Collected data entries
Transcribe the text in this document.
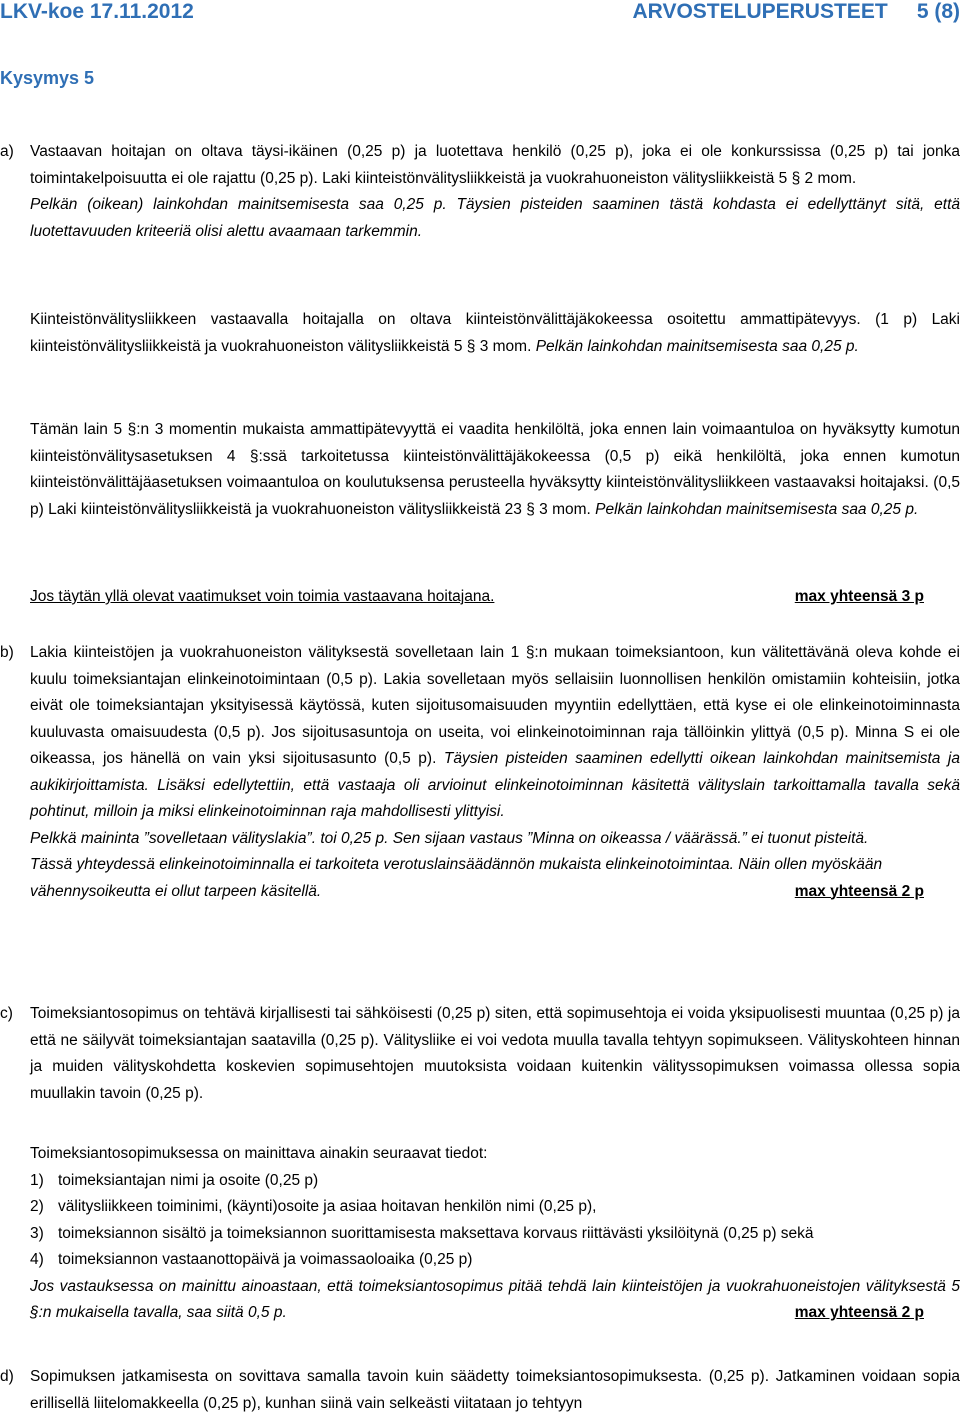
LKV-koe 17.11.2012	ARVOSTELUPERUSTEET     5 (8)
Kysymys 5
a) Vastaavan hoitajan on oltava täysi-ikäinen (0,25 p) ja luotettava henkilö (0,25 p), joka ei ole konkurssissa (0,25 p) tai jonka toimintakelpoisuutta ei ole rajattu (0,25 p). Laki kiinteistönvälitysliikkeistä ja vuokrahuoneiston välitysliikkeistä 5 § 2 mom.

Pelkän (oikean) lainkohdan mainitsemisesta saa 0,25 p. Täysien pisteiden saaminen tästä kohdasta ei edellyttänyt sitä, että luotettavuuden kriteeriä olisi alettu avaamaan tarkemmin.

Kiinteistönvälitysliikkeen vastaavalla hoitajalla on oltava kiinteistönvälittäjäkokeessa osoitettu ammattipätevyys. (1 p) Laki kiinteistönvälitysliikkeistä ja vuokrahuoneiston välitysliikkeistä 5 § 3 mom. Pelkän lainkohdan mainitsemisesta saa 0,25 p.

Tämän lain 5 §:n 3 momentin mukaista ammattipätevyyttä ei vaadita henkilöltä, joka ennen lain voimaantuloa on hyväksytty kumotun kiinteistönvälitysasetuksen 4 §:ssä tarkoitetussa kiinteistönvälittäjäkokeessa (0,5 p) eikä henkilöltä, joka ennen kumotun kiinteistönvälittäjäasetuksen voimaantuloa on koulutuksensa perusteella hyväksytty kiinteistönvälitysliikkeen vastaavaksi hoitajaksi. (0,5 p) Laki kiinteistönvälitysliikkeistä ja vuokrahuoneiston välitysliikkeistä 23 § 3 mom. Pelkän lainkohdan mainitsemisesta saa 0,25 p.

Jos täytän yllä olevat vaatimukset voin toimia vastaavana hoitajana.	max yhteensä 3 p
b) Lakia kiinteistöjen ja vuokrahuoneiston välityksestä sovelletaan lain 1 §:n mukaan toimeksiantoon, kun välitettävänä oleva kohde ei kuulu toimeksiantajan elinkeinotoimintaan (0,5 p). Lakia sovelletaan myös sellaisiin luonnollisen henkilön omistamiin kohteisiin, jotka eivät ole toimeksiantajan yksityisessä käytössä, kuten sijoitusomaisuuden myyntiin edellyttäen, että kyse ei ole elinkeinotoiminnasta kuuluvasta omaisuudesta (0,5 p). Jos sijoitusasuntoja on useita, voi elinkeinotoiminnan raja tällöinkin ylittyä (0,5 p). Minna S ei ole oikeassa, jos hänellä on vain yksi sijoitusasunto (0,5 p). Täysien pisteiden saaminen edellytti oikean lainkohdan mainitsemista ja aukikirjoittamista. Lisäksi edellytettiin, että vastaaja oli arvioinut elinkeinotoiminnan käsitettä välityslain tarkoittamalla tavalla sekä pohtinut, milloin ja miksi elinkeinotoiminnan raja mahdollisesti ylittyisi.

Pelkkä maininta ”sovelletaan välityslakia”. toi 0,25 p. Sen sijaan vastaus ”Minna on oikeassa / väärässä.” ei tuonut pisteitä.

Tässä yhteydessä elinkeinotoiminnalla ei tarkoiteta verotuslainsäädännön mukaista elinkeinotoimintaa. Näin ollen myöskään vähennysoikeutta ei ollut tarpeen käsitellä.	max yhteensä 2 p

c) Toimeksiantosopimus on tehtävä kirjallisesti tai sähköisesti (0,25 p) siten, että sopimusehtoja ei voida yksipuolisesti muuntaa (0,25 p) ja että ne säilyvät toimeksiantajan saatavilla (0,25 p). Välitysliike ei voi vedota muulla tavalla tehtyyn sopimukseen. Välityskohteen hinnan ja muiden välityskohdetta koskevien sopimusehtojen muutoksista voidaan kuitenkin välityssopimuksen voimassa ollessa sopia muullakin tavoin (0,25 p).

Toimeksiantosopimuksessa on mainittava ainakin seuraavat tiedot:

1) toimeksiantajan nimi ja osoite (0,25 p)
2) välitysliikkeen toiminimi, (käynti)osoite ja asiaa hoitavan henkilön nimi (0,25 p),
3) toimeksiannon sisältö ja toimeksiannon suorittamisesta maksettava korvaus riittävästi yksilöitynä (0,25 p) sekä
4) toimeksiannon vastaanottopäivä ja voimassaoloaika (0,25 p)

Jos vastauksessa on mainittu ainoastaan, että toimeksiantosopimus pitää tehdä lain kiinteistöjen ja vuokrahuoneistojen välityksestä 5 §:n mukaisella tavalla, saa siitä 0,5 p.	max yhteensä 2 p

d) Sopimuksen jatkamisesta on sovittava samalla tavoin kuin säädetty toimeksiantosopimuksesta. (0,25 p). Jatkaminen voidaan sopia erillisellä liitelomakkeella (0,25 p), kunhan siinä vain selkeästi viitataan jo tehtyyn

Problem to solve> The data above needs to be retyped exactly, with the images left out.

Response to this exercise>
Transcribe the text in this document.
LKV-koe 17.11.2012	ARVOSTELUPERUSTEET     5 (8)
Kysymys 5
a) Vastaavan hoitajan on oltava täysi-ikäinen (0,25 p) ja luotettava henkilö (0,25 p), joka ei ole konkurssissa (0,25 p) tai jonka toimintakelpoisuutta ei ole rajattu (0,25 p). Laki kiinteistönvälitysliikkeistä ja vuokrahuoneiston välitysliikkeistä 5 § 2 mom.

Pelkän (oikean) lainkohdan mainitsemisesta saa 0,25 p. Täysien pisteiden saaminen tästä kohdasta ei edellyttänyt sitä, että luotettavuuden kriteeriä olisi alettu avaamaan tarkemmin.

Kiinteistönvälitysliikkeen vastaavalla hoitajalla on oltava kiinteistönvälittäjäkokeessa osoitettu ammattipätevyys. (1 p) Laki kiinteistönvälitysliikkeistä ja vuokrahuoneiston välitysliikkeistä 5 § 3 mom. Pelkän lainkohdan mainitsemisesta saa 0,25 p.

Tämän lain 5 §:n 3 momentin mukaista ammattipätevyyttä ei vaadita henkilöltä, joka ennen lain voimaantuloa on hyväksytty kumotun kiinteistönvälitysasetuksen 4 §:ssä tarkoitetussa kiinteistönvälittäjäkokeessa (0,5 p) eikä henkilöltä, joka ennen kumotun kiinteistönvälittäjäasetuksen voimaantuloa on koulutuksensa perusteella hyväksytty kiinteistönvälitysliikkeen vastaavaksi hoitajaksi. (0,5 p) Laki kiinteistönvälitysliikkeistä ja vuokrahuoneiston välitysliikkeistä 23 § 3 mom. Pelkän lainkohdan mainitsemisesta saa 0,25 p.

Jos täytän yllä olevat vaatimukset voin toimia vastaavana hoitajana.	max yhteensä 3 p
b) Lakia kiinteistöjen ja vuokrahuoneiston välityksestä sovelletaan lain 1 §:n mukaan toimeksiantoon, kun välitettävänä oleva kohde ei kuulu toimeksiantajan elinkeinotoimintaan (0,5 p). Lakia sovelletaan myös sellaisiin luonnollisen henkilön omistamiin kohteisiin, jotka eivät ole toimeksiantajan yksityisessä käytössä, kuten sijoitusomaisuuden myyntiin edellyttäen, että kyse ei ole elinkeinotoiminnasta kuuluvasta omaisuudesta (0,5 p). Jos sijoitusasuntoja on useita, voi elinkeinotoiminnan raja tällöinkin ylittyä (0,5 p). Minna S ei ole oikeassa, jos hänellä on vain yksi sijoitusasunto (0,5 p). Täysien pisteiden saaminen edellytti oikean lainkohdan mainitsemista ja aukikirjoittamista. Lisäksi edellytettiin, että vastaaja oli arvioinut elinkeinotoiminnan käsitettä välityslain tarkoittamalla tavalla sekä pohtinut, milloin ja miksi elinkeinotoiminnan raja mahdollisesti ylittyisi.

Pelkkä maininta ”sovelletaan välityslakia”. toi 0,25 p. Sen sijaan vastaus ”Minna on oikeassa / väärässä.” ei tuonut pisteitä.

Tässä yhteydessä elinkeinotoiminnalla ei tarkoiteta verotuslainsäädännön mukaista elinkeinotoimintaa. Näin ollen myöskään vähennysoikeutta ei ollut tarpeen käsitellä.	max yhteensä 2 p

c) Toimeksiantosopimus on tehtävä kirjallisesti tai sähköisesti (0,25 p) siten, että sopimusehtoja ei voida yksipuolisesti muuntaa (0,25 p) ja että ne säilyvät toimeksiantajan saatavilla (0,25 p). Välitysliike ei voi vedota muulla tavalla tehtyyn sopimukseen. Välityskohteen hinnan ja muiden välityskohdetta koskevien sopimusehtojen muutoksista voidaan kuitenkin välityssopimuksen voimassa ollessa sopia muullakin tavoin (0,25 p).

Toimeksiantosopimuksessa on mainittava ainakin seuraavat tiedot:

1) toimeksiantajan nimi ja osoite (0,25 p)
2) välitysliikkeen toiminimi, (käynti)osoite ja asiaa hoitavan henkilön nimi (0,25 p),
3) toimeksiannon sisältö ja toimeksiannon suorittamisesta maksettava korvaus riittävästi yksilöitynä (0,25 p) sekä
4) toimeksiannon vastaanottopäivä ja voimassaoloaika (0,25 p)

Jos vastauksessa on mainittu ainoastaan, että toimeksiantosopimus pitää tehdä lain kiinteistöjen ja vuokrahuoneistojen välityksestä 5 §:n mukaisella tavalla, saa siitä 0,5 p.	max yhteensä 2 p

d) Sopimuksen jatkamisesta on sovittava samalla tavoin kuin säädetty toimeksiantosopimuksesta. (0,25 p). Jatkaminen voidaan sopia erillisellä liitelomakkeella (0,25 p), kunhan siinä vain selkeästi viitataan jo tehtyyn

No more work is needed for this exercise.